--- start of DATA FOR THE TASK ---

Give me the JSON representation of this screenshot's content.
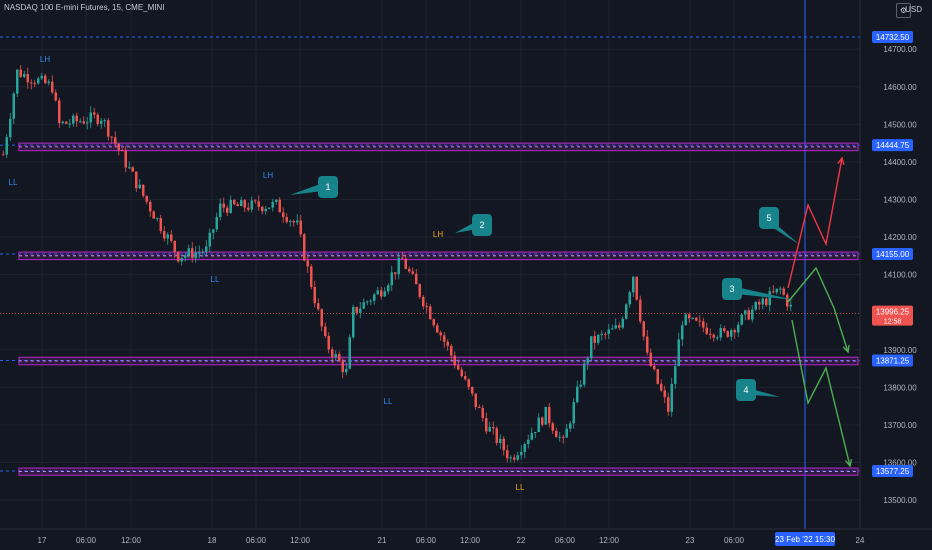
{
  "header": {
    "title": "NASDAQ 100 E-mini Futures, 15, CME_MINI"
  },
  "currency": "USD",
  "colors": {
    "background": "#131722",
    "grid": "#1f2330",
    "up": "#26a69a",
    "down": "#ef5350",
    "zone": "#9c27b0",
    "level_line": "#2962ff",
    "badge": "#17838a",
    "label_blue": "#2f8af5",
    "label_orange": "#f5a623",
    "arrow_red": "#f23645",
    "arrow_green": "#4caf50"
  },
  "chart_data": {
    "type": "candlestick",
    "y_ticks": [
      "14700.00",
      "14600.00",
      "14500.00",
      "14400.00",
      "14300.00",
      "14200.00",
      "14100.00",
      "13900.00",
      "13800.00",
      "13700.00",
      "13600.00",
      "13500.00"
    ],
    "x_ticks": [
      "17",
      "06:00",
      "12:00",
      "18",
      "06:00",
      "12:00",
      "21",
      "06:00",
      "12:00",
      "22",
      "06:00",
      "12:00",
      "23",
      "06:00",
      "24"
    ],
    "price_labels": [
      {
        "text": "14732.50",
        "value": 14732.5
      },
      {
        "text": "14444.75",
        "value": 14444.75
      },
      {
        "text": "14155.00",
        "value": 14155.0
      },
      {
        "text": "13871.25",
        "value": 13871.25
      },
      {
        "text": "13577.25",
        "value": 13577.25
      }
    ],
    "current_price": {
      "value": 13996.25,
      "text": "13996.25",
      "countdown": "12:58"
    },
    "cursor_time_label": "23 Feb '22   15:30",
    "zones": [
      {
        "name": "resistance-14444",
        "top": 14450,
        "bottom": 14430
      },
      {
        "name": "resistance-14155",
        "top": 14160,
        "bottom": 14140
      },
      {
        "name": "support-13871",
        "top": 13880,
        "bottom": 13860
      },
      {
        "name": "support-13577",
        "top": 13585,
        "bottom": 13566
      }
    ],
    "swing_labels": [
      {
        "text": "LH",
        "color": "blue"
      },
      {
        "text": "LL",
        "color": "blue"
      },
      {
        "text": "LH",
        "color": "blue"
      },
      {
        "text": "LL",
        "color": "blue"
      },
      {
        "text": "LH",
        "color": "orange"
      },
      {
        "text": "LL",
        "color": "blue"
      },
      {
        "text": "LL",
        "color": "orange"
      }
    ],
    "badges": [
      "1",
      "2",
      "3",
      "4",
      "5"
    ],
    "path_anchors": [
      {
        "bar": 0,
        "v": 14420
      },
      {
        "bar": 4,
        "v": 14640
      },
      {
        "bar": 14,
        "v": 14600
      },
      {
        "bar": 16,
        "v": 14500
      },
      {
        "bar": 28,
        "v": 14520
      },
      {
        "bar": 40,
        "v": 14310
      },
      {
        "bar": 50,
        "v": 14150
      },
      {
        "bar": 58,
        "v": 14165
      },
      {
        "bar": 62,
        "v": 14280
      },
      {
        "bar": 78,
        "v": 14285
      },
      {
        "bar": 84,
        "v": 14230
      },
      {
        "bar": 92,
        "v": 13920
      },
      {
        "bar": 98,
        "v": 13840
      },
      {
        "bar": 100,
        "v": 14000
      },
      {
        "bar": 108,
        "v": 14060
      },
      {
        "bar": 114,
        "v": 14140
      },
      {
        "bar": 124,
        "v": 13960
      },
      {
        "bar": 138,
        "v": 13700
      },
      {
        "bar": 145,
        "v": 13610
      },
      {
        "bar": 155,
        "v": 13730
      },
      {
        "bar": 160,
        "v": 13650
      },
      {
        "bar": 168,
        "v": 13920
      },
      {
        "bar": 176,
        "v": 13960
      },
      {
        "bar": 180,
        "v": 14100
      },
      {
        "bar": 184,
        "v": 13880
      },
      {
        "bar": 190,
        "v": 13740
      },
      {
        "bar": 194,
        "v": 13980
      },
      {
        "bar": 206,
        "v": 13940
      },
      {
        "bar": 216,
        "v": 14020
      },
      {
        "bar": 222,
        "v": 14060
      },
      {
        "bar": 226,
        "v": 13996
      }
    ]
  }
}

--- end of DATA FOR THE TASK ---

__STATED PROBLEM__
Which lines contain "value"? Copy each of them out.

__THE ANSWER__
        "value": 14732.5
        "value": 14444.75
        "value": 14155.0
        "value": 13871.25
        "value": 13577.25
      "value": 13996.25,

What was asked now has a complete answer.